◆ TEXT BLOCK:
▼
I wish the mods could just delete these threads. It's almost as bad as the old "is god real" threads on Veeky Forums way back - unless they still have them. I fucking hope not.

It must be nice to be in STEM, which hasn't been fucking castrated by school boards and fucking budget cuts. Every other year the Department of Education is like MUH STEM and demands more even though the amount of jobs in those fields are limited as fuck, while the Humanities just gets itself shit all over to names and dates. Science's only fucking controversy in High School classrooms is evolution - everything in history is a goddamn controversy because it colors perceptions of the present and lends itself to political bullshit by being edited in this way. Man, how difficult for you guys. I couldn't even begin to learn anything new until I got into 300-level history classes where the normal surface bullshit is fucking gone, but even then the professors have to deal with students from a denuded and debased program.

I don't get your point.

>We have to chug a bottle of wine and weep over Sparknotes'

As an econfag obtaining a BA, the fact that you can go to Sparknotes and learn what you need to know disproves the thesis. BSc's are harder than BA's, I could never do a BSc.

>STEM is largely unadulterated
>Humanities (especially history) is molested by politics and budget cuts, creating an inferior product

Your post is exactly why I'm right.

>citation needed

That's due to your shitty academic system.

I don't think most people take it, at least not here in Canada.

Nice reply, really thought out. Thanks for repeating exactly what I said. You'll make it far,sadly.
▲
(Layout records)
▼
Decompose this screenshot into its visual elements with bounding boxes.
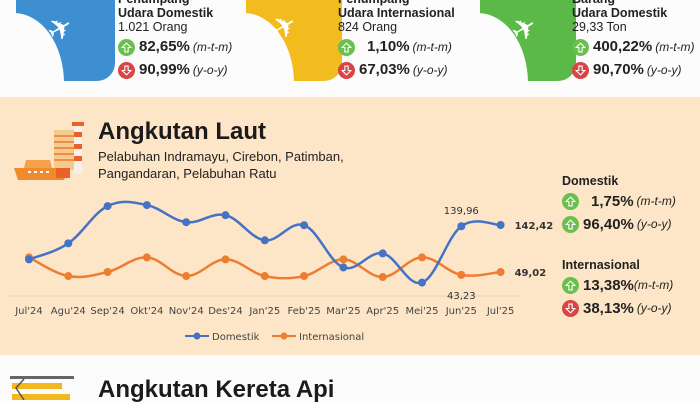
sea-section-subtitle: Pelabuhan Indramayu, Cirebon, Patimban, …: [98, 149, 344, 181]
port-ship-icon: [14, 122, 84, 180]
data-point: [142, 201, 151, 210]
x-tick-label: Apr'25: [366, 306, 399, 317]
arrow-down-icon: [572, 61, 589, 79]
data-point: [64, 272, 73, 281]
x-tick-label: Jan'25: [248, 306, 280, 317]
data-point: [457, 270, 466, 279]
x-tick-label: Des'24: [208, 306, 243, 317]
data-point: [300, 221, 309, 230]
yoy-stat: 90,99% (y-o-y): [118, 60, 232, 80]
x-tick-label: Agu'24: [51, 306, 86, 317]
data-label: 142,42: [515, 221, 554, 232]
legend-label: Internasional: [299, 332, 364, 343]
yoy-stat: 67,03% (y-o-y): [338, 60, 455, 80]
legend-marker: [193, 332, 201, 340]
data-point: [260, 236, 269, 245]
card-icon-bg-yellow: [244, 0, 342, 83]
x-tick-label: Mei'25: [405, 306, 438, 317]
data-point: [418, 253, 426, 262]
data-point: [339, 263, 348, 272]
data-label: 49,02: [515, 268, 547, 279]
data-point: [182, 272, 191, 281]
x-tick-label: Mar'25: [326, 306, 360, 317]
rail-icon: [10, 376, 74, 400]
x-tick-label: Okt'24: [130, 306, 163, 317]
data-point: [221, 211, 230, 220]
sea-transport-section: [0, 97, 700, 355]
data-point: [300, 272, 309, 281]
rail-transport-section: [0, 355, 700, 400]
card-heading-1: Barang: [572, 0, 695, 6]
data-point: [64, 239, 73, 248]
legend-marker: [280, 332, 288, 340]
data-point: [378, 249, 387, 258]
data-point: [221, 255, 230, 264]
card-heading-2: Udara Domestik: [118, 6, 214, 20]
sea-section-title: Angkutan Laut: [98, 118, 266, 145]
arrow-up-icon: [118, 38, 135, 56]
arrow-up-icon: [572, 38, 589, 56]
x-tick-label: Sep'24: [90, 306, 124, 317]
data-point: [418, 278, 426, 287]
x-tick-label: Jul'25: [486, 306, 515, 317]
arrow-down-icon: [118, 61, 135, 79]
yoy-stat: 90,70% (y-o-y): [572, 60, 695, 80]
x-tick-label: Nov'24: [169, 306, 204, 317]
card-penumpang-internasional: Penumpang Udara Internasional 824 Orang …: [338, 0, 455, 80]
x-tick-label: Jun'25: [445, 306, 477, 317]
card-heading-2: Udara Internasional: [338, 6, 455, 20]
x-tick-label: Feb'25: [288, 306, 321, 317]
domestik-stats: Domestik 1,75% (m-t-m) 96,40% (y-o-y): [562, 174, 676, 233]
card-icon-bg-blue: [14, 0, 115, 83]
data-point: [182, 218, 191, 227]
legend-label: Domestik: [212, 332, 260, 343]
data-point: [25, 255, 33, 264]
data-point: [103, 268, 112, 277]
internasional-stats: Internasional 13,38% (m-t-m) 38,13% (y-o-y…: [562, 258, 674, 317]
data-point: [142, 253, 151, 262]
arrow-up-icon: [338, 38, 355, 56]
mtm-stat: 400,22% (m-t-m): [572, 37, 695, 57]
x-tick-label: Jul'24: [14, 306, 43, 317]
data-point: [496, 268, 505, 276]
data-point: [457, 222, 466, 231]
card-barang-domestik: Barang Udara Domestik 29,33 Ton 400,22%(…: [572, 0, 695, 80]
data-point: [496, 221, 505, 229]
arrow-up-icon: [562, 276, 579, 294]
mtm-stat: 1,10% (m-t-m): [338, 37, 455, 57]
card-value: 29,33 Ton: [572, 20, 627, 34]
card-heading-1: Penumpang: [118, 0, 232, 6]
card-icon-bg-green: [478, 0, 576, 83]
data-point: [103, 202, 112, 211]
data-label: 139,96: [444, 206, 479, 217]
mtm-stat: 82,65% (m-t-m): [118, 37, 232, 57]
arrow-up-icon: [562, 192, 579, 210]
card-value: 1.021 Orang: [118, 20, 188, 34]
card-penumpang-domestik: Penumpang Udara Domestik 1.021 Orang 82,…: [118, 0, 232, 80]
card-heading-1: Penumpang: [338, 0, 455, 6]
data-point: [260, 272, 269, 281]
arrow-down-icon: [338, 61, 355, 79]
card-value: 824 Orang: [338, 20, 398, 34]
data-point: [339, 255, 348, 264]
card-heading-2: Udara Domestik: [572, 6, 668, 20]
arrow-down-icon: [562, 299, 579, 317]
rail-section-title: Angkutan Kereta Api: [98, 376, 335, 403]
data-label: 43,23: [447, 291, 476, 302]
arrow-up-icon: [562, 215, 579, 233]
sea-transport-line-chart: Jul'24 Agu'24 Sep'24 Okt'24 Nov'24 Des'24 Jan'…: [8, 200, 554, 343]
data-point: [378, 273, 387, 282]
▲
◆ GIVEN REQUEST:
Reproduce, word for word, the entire forum exchange above comparing STEM with the humanities.

◆ RESPONSE:
I wish the mods could just delete these threads. It's almost as bad as the old "is god real" threads on Veeky Forums way back - unless they still have them. I fucking hope not.

It must be nice to be in STEM, which hasn't been fucking castrated by school boards and fucking budget cuts. Every other year the Department of Education is like MUH STEM and demands more even though the amount of jobs in those fields are limited as fuck, while the Humanities just gets itself shit all over to names and dates. Science's only fucking controversy in High School classrooms is evolution - everything in history is a goddamn controversy because it colors perceptions of the present and lends itself to political bullshit by being edited in this way. Man, how difficult for you guys. I couldn't even begin to learn anything new until I got into 300-level history classes where the normal surface bullshit is fucking gone, but even then the professors have to deal with students from a denuded and debased program.

I don't get your point.

>We have to chug a bottle of wine and weep over Sparknotes'

As an econfag obtaining a BA, the fact that you can go to Sparknotes and learn what you need to know disproves the thesis. BSc's are harder than BA's, I could never do a BSc.

>STEM is largely unadulterated
>Humanities (especially history) is molested by politics and budget cuts, creating an inferior product

Your post is exactly why I'm right.

>citation needed

That's due to your shitty academic system.

I don't think most people take it, at least not here in Canada.

Nice reply, really thought out. Thanks for repeating exactly what I said. You'll make it far,sadly.